>> start Raw data
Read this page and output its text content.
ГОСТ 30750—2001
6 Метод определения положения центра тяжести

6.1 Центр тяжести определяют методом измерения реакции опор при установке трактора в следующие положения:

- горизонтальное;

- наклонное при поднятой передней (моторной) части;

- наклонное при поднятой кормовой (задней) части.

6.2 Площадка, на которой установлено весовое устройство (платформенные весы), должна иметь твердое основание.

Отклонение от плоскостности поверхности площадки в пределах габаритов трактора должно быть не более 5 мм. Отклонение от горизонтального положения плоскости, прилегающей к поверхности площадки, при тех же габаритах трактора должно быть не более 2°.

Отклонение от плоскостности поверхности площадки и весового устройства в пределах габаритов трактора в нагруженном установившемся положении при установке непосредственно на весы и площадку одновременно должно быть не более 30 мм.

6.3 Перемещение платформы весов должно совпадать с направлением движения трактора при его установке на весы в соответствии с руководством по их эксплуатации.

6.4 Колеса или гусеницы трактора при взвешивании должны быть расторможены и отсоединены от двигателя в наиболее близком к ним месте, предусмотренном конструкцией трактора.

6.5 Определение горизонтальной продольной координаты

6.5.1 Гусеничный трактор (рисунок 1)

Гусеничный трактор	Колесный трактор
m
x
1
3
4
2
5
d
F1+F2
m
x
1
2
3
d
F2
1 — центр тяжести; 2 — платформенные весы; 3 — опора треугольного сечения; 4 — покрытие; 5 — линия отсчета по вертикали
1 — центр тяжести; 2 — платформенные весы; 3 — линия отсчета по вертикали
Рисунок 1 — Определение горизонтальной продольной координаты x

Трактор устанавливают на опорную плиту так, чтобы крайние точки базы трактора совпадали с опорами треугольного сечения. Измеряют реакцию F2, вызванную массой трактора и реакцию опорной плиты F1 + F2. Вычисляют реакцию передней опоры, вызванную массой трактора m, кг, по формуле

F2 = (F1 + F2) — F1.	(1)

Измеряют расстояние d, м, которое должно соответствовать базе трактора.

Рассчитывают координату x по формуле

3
>> end Raw data
• _Work to be completed_:
Every line that holds the string "Определение" should be returned.

• _Written solution_:
6.5 Определение горизонтальной продольной координаты
Рисунок 1 — Определение горизонтальной продольной координаты x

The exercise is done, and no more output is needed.